## Problem requirements
Reproduce the material word for word; the images stay out.

******************************

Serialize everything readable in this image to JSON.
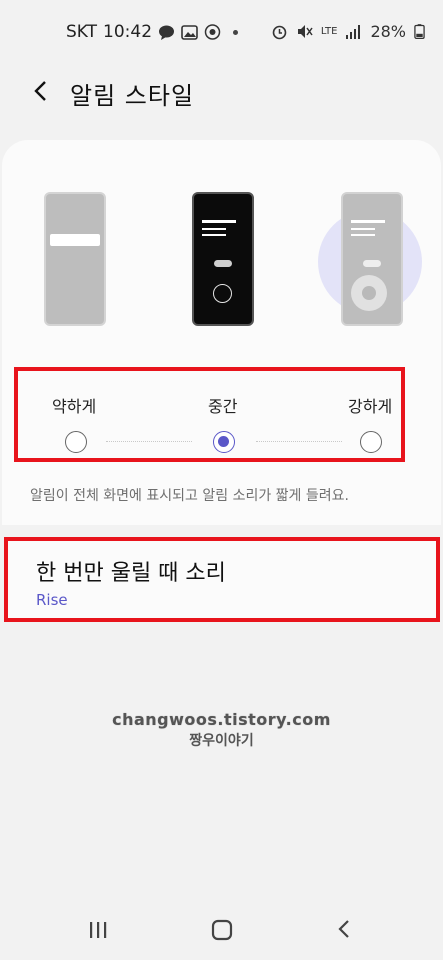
{
  "status_bar": {
    "carrier": "SKT",
    "time": "10:42",
    "network": "LTE",
    "battery": "28%"
  },
  "header": {
    "title": "알림 스타일"
  },
  "intensity": {
    "options": [
      "약하게",
      "중간",
      "강하게"
    ],
    "selected": "중간",
    "description": "알림이 전체 화면에 표시되고 알림 소리가 짧게 들려요."
  },
  "sound": {
    "title": "한 번만 울릴 때 소리",
    "value": "Rise"
  },
  "watermark": {
    "line1": "changwoos.tistory.com",
    "line2": "짱우이야기"
  },
  "colors": {
    "accent": "#5a57c8",
    "highlight_box": "#e8141c"
  }
}
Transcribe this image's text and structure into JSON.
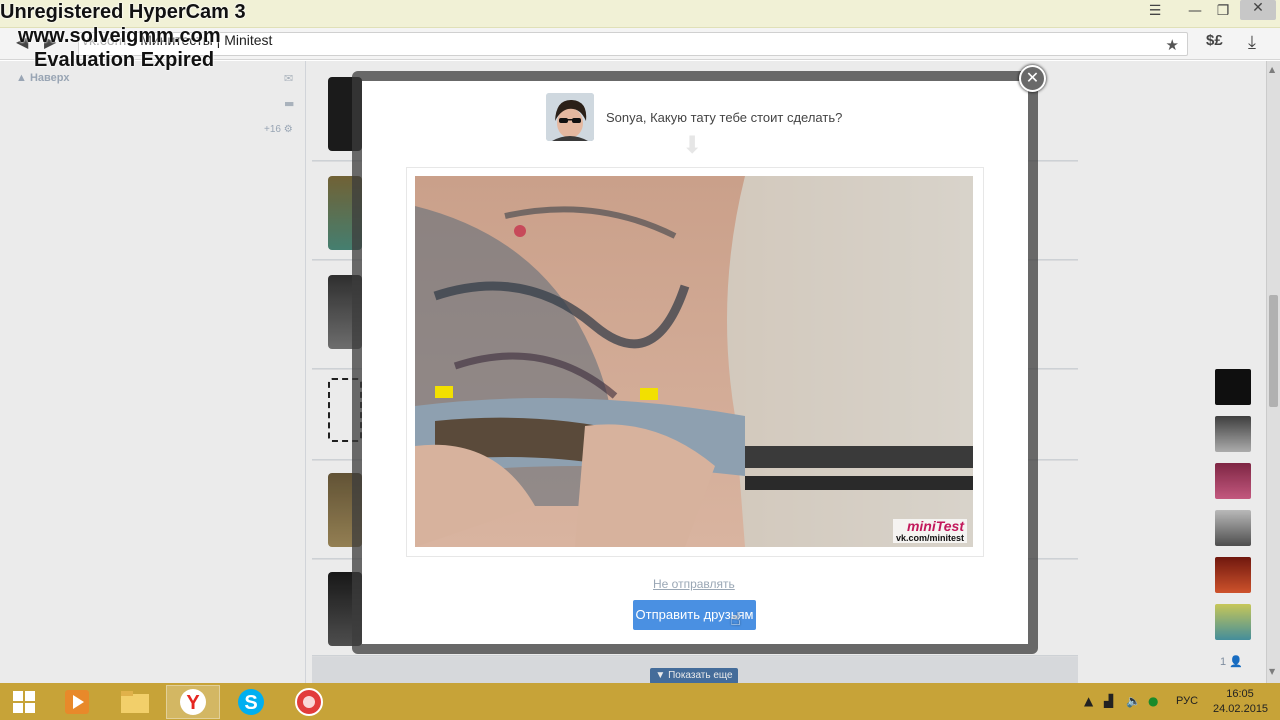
{
  "watermark": {
    "line1": "Unregistered HyperCam 3",
    "line2": "www.solveigmm.com",
    "line3": "Evaluation Expired"
  },
  "browser": {
    "url_host": "vk.com",
    "tab_title": "Минитесты | Minitest",
    "toolbar_icons": [
      "back-icon",
      "forward-icon",
      "reload-icon",
      "star-icon",
      "currency-icon",
      "download-icon",
      "menu-icon"
    ]
  },
  "left_sidebar": {
    "to_top": "Наверх",
    "count": "+16"
  },
  "modal": {
    "question": "Sonya, Какую тату тебе стоит сделать?",
    "logo_text": "miniTest",
    "logo_url": "vk.com/minitest",
    "skip_label": "Не отправлять",
    "send_label": "Отправить друзьям"
  },
  "feed": {
    "show_more": "Показать еще"
  },
  "right_sidebar": {
    "friends_count": "1"
  },
  "taskbar": {
    "apps": [
      "windows-start",
      "media-player",
      "file-explorer",
      "yandex-browser",
      "skype",
      "record-app"
    ],
    "language": "РУС",
    "time": "16:05",
    "date": "24.02.2015"
  },
  "colors": {
    "vk_blue": "#4a76a8",
    "send_button": "#4a90e2",
    "taskbar": "#c7a338"
  }
}
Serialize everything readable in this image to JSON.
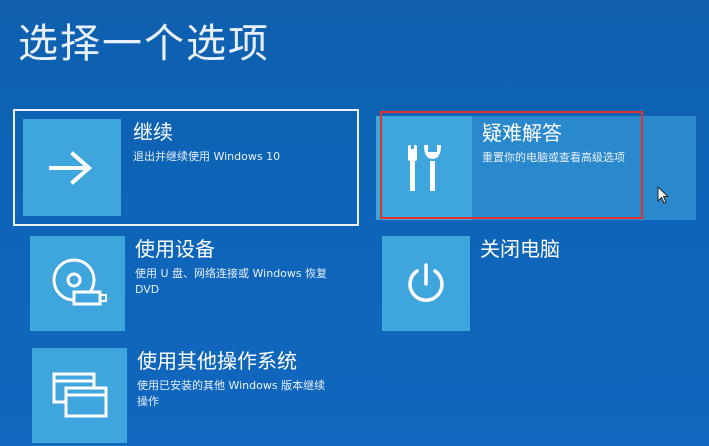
{
  "page": {
    "title": "选择一个选项"
  },
  "options": {
    "continue": {
      "label": "继续",
      "desc": "退出并继续使用 Windows 10",
      "icon": "arrow-right-icon"
    },
    "use_device": {
      "label": "使用设备",
      "desc": "使用 U 盘、网络连接或 Windows 恢复 DVD",
      "icon": "disc-usb-icon"
    },
    "other_os": {
      "label": "使用其他操作系统",
      "desc": "使用已安装的其他 Windows 版本继续操作",
      "icon": "windows-stack-icon"
    },
    "troubleshoot": {
      "label": "疑难解答",
      "desc": "重置你的电脑或查看高级选项",
      "icon": "tools-icon"
    },
    "shutdown": {
      "label": "关闭电脑",
      "icon": "power-icon"
    }
  },
  "colors": {
    "background": "#0f5fae",
    "tile_icon": "#3fa5dd",
    "highlight": "#e0332e"
  }
}
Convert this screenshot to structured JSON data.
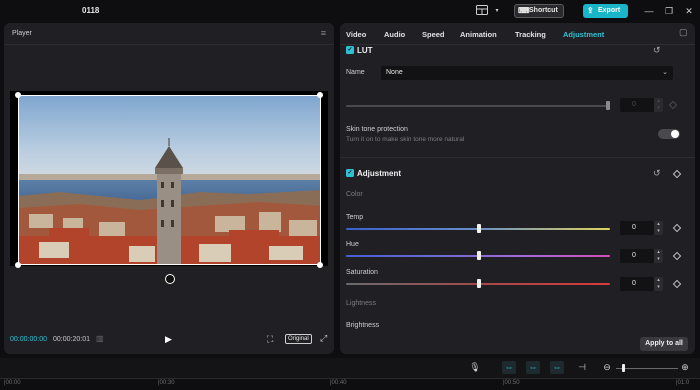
{
  "app": {
    "project_title": "0118",
    "shortcut_label": "Shortcut",
    "export_label": "Export",
    "icons": [
      "layout-icon",
      "keyboard-icon",
      "export-upload-icon",
      "minimize-icon",
      "maximize-icon",
      "close-icon"
    ]
  },
  "player": {
    "title": "Player",
    "time_current": "00:00:00:00",
    "time_total": "00:00:20:01",
    "original_label": "Original"
  },
  "tabs": [
    {
      "label": "Video",
      "active": false
    },
    {
      "label": "Audio",
      "active": false
    },
    {
      "label": "Speed",
      "active": false
    },
    {
      "label": "Animation",
      "active": false
    },
    {
      "label": "Tracking",
      "active": false
    },
    {
      "label": "Adjustment",
      "active": true
    }
  ],
  "lut": {
    "title": "LUT",
    "checked": true,
    "name_label": "Name",
    "name_value": "None",
    "intensity_value": "0",
    "skin_tone_label": "Skin tone protection",
    "skin_tone_hint": "Turn it on to make skin tone more natural",
    "skin_tone_enabled": false
  },
  "adjustment": {
    "title": "Adjustment",
    "checked": true,
    "color_heading": "Color",
    "sliders": [
      {
        "label": "Temp",
        "value": "0"
      },
      {
        "label": "Hue",
        "value": "0"
      },
      {
        "label": "Saturation",
        "value": "0"
      }
    ],
    "lightness_heading": "Lightness",
    "brightness_label": "Brightness",
    "apply_all_label": "Apply to all"
  },
  "timeline": {
    "ticks": [
      "|00:00",
      "|00:30",
      "|00:40",
      "|00:50",
      "|01:0"
    ]
  },
  "colors": {
    "accent": "#2fc1d3",
    "export": "#19b5c8",
    "panel": "#202024",
    "background": "#0e0e10"
  }
}
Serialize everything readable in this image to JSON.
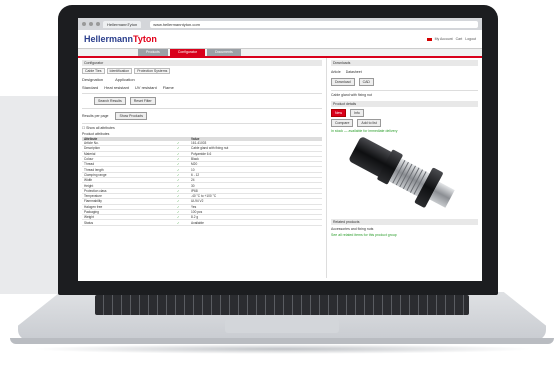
{
  "browser": {
    "tab_label": "HellermannTyton",
    "url": "www.hellermanntyton.com"
  },
  "header": {
    "logo_main": "Hellermann",
    "logo_accent": "Tyton",
    "top_links": [
      "My Account",
      "Cart",
      "Logout"
    ]
  },
  "nav": {
    "tabs": [
      {
        "label": "Products"
      },
      {
        "label": "Configurator",
        "active": true
      },
      {
        "label": "Documents"
      }
    ]
  },
  "left": {
    "section_title": "Configurator",
    "crumbs": [
      "Cable Ties",
      "Identification",
      "Protection Systems"
    ],
    "field_a_label": "Designation",
    "field_b_label": "Application",
    "options": [
      "Standard",
      "Heat resistant",
      "UV resistant",
      "Flame"
    ],
    "btn_search": "Search Results",
    "btn_reset": "Reset Filter",
    "results_label": "Results per page",
    "btn_show": "Show Products",
    "checkbox_label": "Show all attributes",
    "table_title": "Product attributes",
    "table_headers": [
      "Attribute",
      "",
      "Value"
    ],
    "rows": [
      {
        "name": "Article No.",
        "value": "161-41003"
      },
      {
        "name": "Description",
        "value": "Cable gland with fixing nut"
      },
      {
        "name": "Material",
        "value": "Polyamide 6.6"
      },
      {
        "name": "Colour",
        "value": "Black"
      },
      {
        "name": "Thread",
        "value": "M20"
      },
      {
        "name": "Thread length",
        "value": "10"
      },
      {
        "name": "Clamping range",
        "value": "6 - 12"
      },
      {
        "name": "Width",
        "value": "24"
      },
      {
        "name": "Height",
        "value": "30"
      },
      {
        "name": "Protection class",
        "value": "IP68"
      },
      {
        "name": "Temperature",
        "value": "-40 °C to +100 °C"
      },
      {
        "name": "Flammability",
        "value": "UL94 V2"
      },
      {
        "name": "Halogen free",
        "value": "Yes"
      },
      {
        "name": "Packaging",
        "value": "100 pcs"
      },
      {
        "name": "Weight",
        "value": "8.2 g"
      },
      {
        "name": "Status",
        "value": "Available"
      }
    ]
  },
  "right": {
    "section_title": "Downloads",
    "label_a": "Article",
    "label_b": "Datasheet",
    "btn_download": "Download",
    "btn_cad": "CAD",
    "note": "Cable gland with fixing nut",
    "panel_title": "Product details",
    "tag_red": "New",
    "tag_gray": "Info",
    "btn_compare": "Compare",
    "btn_add": "Add to list",
    "green_text": "In stock — available for immediate delivery",
    "footer_title": "Related products",
    "footer_line1": "Accessories and fixing nuts",
    "footer_line2": "See all related items for this product group"
  },
  "checkmark_symbol": "✓",
  "colors": {
    "brand_red": "#d9001b",
    "brand_blue": "#2a3e8c",
    "check_green": "#2a9d2a"
  }
}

******************************

## Task result
Serialize everything readable in this image to JSON.
{
  "status_bar": {
    "carrier": "SKT",
    "time": "10:42",
    "network": "LTE",
    "battery": "28%"
  },
  "header": {
    "title": "알림 스타일"
  },
  "intensity": {
    "options": [
      "약하게",
      "중간",
      "강하게"
    ],
    "selected": "중간",
    "description": "알림이 전체 화면에 표시되고 알림 소리가 짧게 들려요."
  },
  "sound": {
    "title": "한 번만 울릴 때 소리",
    "value": "Rise"
  },
  "watermark": {
    "line1": "changwoos.tistory.com",
    "line2": "짱우이야기"
  },
  "colors": {
    "accent": "#5a57c8",
    "highlight_box": "#e8141c"
  }
}
Transcribe this image's text and structure into JSON.
{
  "watermark": {
    "line1": "Unregistered HyperCam 3",
    "line2": "www.solveigmm.com",
    "line3": "Evaluation Expired"
  },
  "browser": {
    "url_host": "vk.com",
    "tab_title": "Минитесты | Minitest",
    "toolbar_icons": [
      "back-icon",
      "forward-icon",
      "reload-icon",
      "star-icon",
      "currency-icon",
      "download-icon",
      "menu-icon"
    ]
  },
  "left_sidebar": {
    "to_top": "Наверх",
    "count": "+16"
  },
  "modal": {
    "question": "Sonya, Какую тату тебе стоит сделать?",
    "logo_text": "miniTest",
    "logo_url": "vk.com/minitest",
    "skip_label": "Не отправлять",
    "send_label": "Отправить друзьям"
  },
  "feed": {
    "show_more": "Показать еще"
  },
  "right_sidebar": {
    "friends_count": "1"
  },
  "taskbar": {
    "apps": [
      "windows-start",
      "media-player",
      "file-explorer",
      "yandex-browser",
      "skype",
      "record-app"
    ],
    "language": "РУС",
    "time": "16:05",
    "date": "24.02.2015"
  },
  "colors": {
    "vk_blue": "#4a76a8",
    "send_button": "#4a90e2",
    "taskbar": "#c7a338"
  }
}
Serialize everything readable in this image to JSON.
{
  "page": {
    "title": "选择一个选项"
  },
  "options": {
    "continue": {
      "label": "继续",
      "desc": "退出并继续使用 Windows 10",
      "icon": "arrow-right-icon"
    },
    "use_device": {
      "label": "使用设备",
      "desc": "使用 U 盘、网络连接或 Windows 恢复 DVD",
      "icon": "disc-usb-icon"
    },
    "other_os": {
      "label": "使用其他操作系统",
      "desc": "使用已安装的其他 Windows 版本继续操作",
      "icon": "windows-stack-icon"
    },
    "troubleshoot": {
      "label": "疑难解答",
      "desc": "重置你的电脑或查看高级选项",
      "icon": "tools-icon"
    },
    "shutdown": {
      "label": "关闭电脑",
      "icon": "power-icon"
    }
  },
  "colors": {
    "background": "#0f5fae",
    "tile_icon": "#3fa5dd",
    "highlight": "#e0332e"
  }
}
Convert this screenshot to structured JSON data.
{
  "app": {
    "project_title": "0118",
    "shortcut_label": "Shortcut",
    "export_label": "Export",
    "icons": [
      "layout-icon",
      "keyboard-icon",
      "export-upload-icon",
      "minimize-icon",
      "maximize-icon",
      "close-icon"
    ]
  },
  "player": {
    "title": "Player",
    "time_current": "00:00:00:00",
    "time_total": "00:00:20:01",
    "original_label": "Original"
  },
  "tabs": [
    {
      "label": "Video",
      "active": false
    },
    {
      "label": "Audio",
      "active": false
    },
    {
      "label": "Speed",
      "active": false
    },
    {
      "label": "Animation",
      "active": false
    },
    {
      "label": "Tracking",
      "active": false
    },
    {
      "label": "Adjustment",
      "active": true
    }
  ],
  "lut": {
    "title": "LUT",
    "checked": true,
    "name_label": "Name",
    "name_value": "None",
    "intensity_value": "0",
    "skin_tone_label": "Skin tone protection",
    "skin_tone_hint": "Turn it on to make skin tone more natural",
    "skin_tone_enabled": false
  },
  "adjustment": {
    "title": "Adjustment",
    "checked": true,
    "color_heading": "Color",
    "sliders": [
      {
        "label": "Temp",
        "value": "0"
      },
      {
        "label": "Hue",
        "value": "0"
      },
      {
        "label": "Saturation",
        "value": "0"
      }
    ],
    "lightness_heading": "Lightness",
    "brightness_label": "Brightness",
    "apply_all_label": "Apply to all"
  },
  "timeline": {
    "ticks": [
      "|00:00",
      "|00:30",
      "|00:40",
      "|00:50",
      "|01:0"
    ]
  },
  "colors": {
    "accent": "#2fc1d3",
    "export": "#19b5c8",
    "panel": "#202024",
    "background": "#0e0e10"
  }
}
Serialize everything readable in this image to JSON.
{
  "browser": {
    "tab_label": "HellermannTyton",
    "url": "www.hellermanntyton.com"
  },
  "header": {
    "logo_main": "Hellermann",
    "logo_accent": "Tyton",
    "top_links": [
      "My Account",
      "Cart",
      "Logout"
    ]
  },
  "nav": {
    "tabs": [
      {
        "label": "Products"
      },
      {
        "label": "Configurator",
        "active": true
      },
      {
        "label": "Documents"
      }
    ]
  },
  "left": {
    "section_title": "Configurator",
    "crumbs": [
      "Cable Ties",
      "Identification",
      "Protection Systems"
    ],
    "field_a_label": "Designation",
    "field_b_label": "Application",
    "options": [
      "Standard",
      "Heat resistant",
      "UV resistant",
      "Flame"
    ],
    "btn_search": "Search Results",
    "btn_reset": "Reset Filter",
    "results_label": "Results per page",
    "btn_show": "Show Products",
    "checkbox_label": "Show all attributes",
    "table_title": "Product attributes",
    "table_headers": [
      "Attribute",
      "",
      "Value"
    ],
    "rows": [
      {
        "name": "Article No.",
        "value": "161-41003"
      },
      {
        "name": "Description",
        "value": "Cable gland with fixing nut"
      },
      {
        "name": "Material",
        "value": "Polyamide 6.6"
      },
      {
        "name": "Colour",
        "value": "Black"
      },
      {
        "name": "Thread",
        "value": "M20"
      },
      {
        "name": "Thread length",
        "value": "10"
      },
      {
        "name": "Clamping range",
        "value": "6 - 12"
      },
      {
        "name": "Width",
        "value": "24"
      },
      {
        "name": "Height",
        "value": "30"
      },
      {
        "name": "Protection class",
        "value": "IP68"
      },
      {
        "name": "Temperature",
        "value": "-40 °C to +100 °C"
      },
      {
        "name": "Flammability",
        "value": "UL94 V2"
      },
      {
        "name": "Halogen free",
        "value": "Yes"
      },
      {
        "name": "Packaging",
        "value": "100 pcs"
      },
      {
        "name": "Weight",
        "value": "8.2 g"
      },
      {
        "name": "Status",
        "value": "Available"
      }
    ]
  },
  "right": {
    "section_title": "Downloads",
    "label_a": "Article",
    "label_b": "Datasheet",
    "btn_download": "Download",
    "btn_cad": "CAD",
    "note": "Cable gland with fixing nut",
    "panel_title": "Product details",
    "tag_red": "New",
    "tag_gray": "Info",
    "btn_compare": "Compare",
    "btn_add": "Add to list",
    "green_text": "In stock — available for immediate delivery",
    "footer_title": "Related products",
    "footer_line1": "Accessories and fixing nuts",
    "footer_line2": "See all related items for this product group"
  },
  "checkmark_symbol": "✓",
  "colors": {
    "brand_red": "#d9001b",
    "brand_blue": "#2a3e8c",
    "check_green": "#2a9d2a"
  }
}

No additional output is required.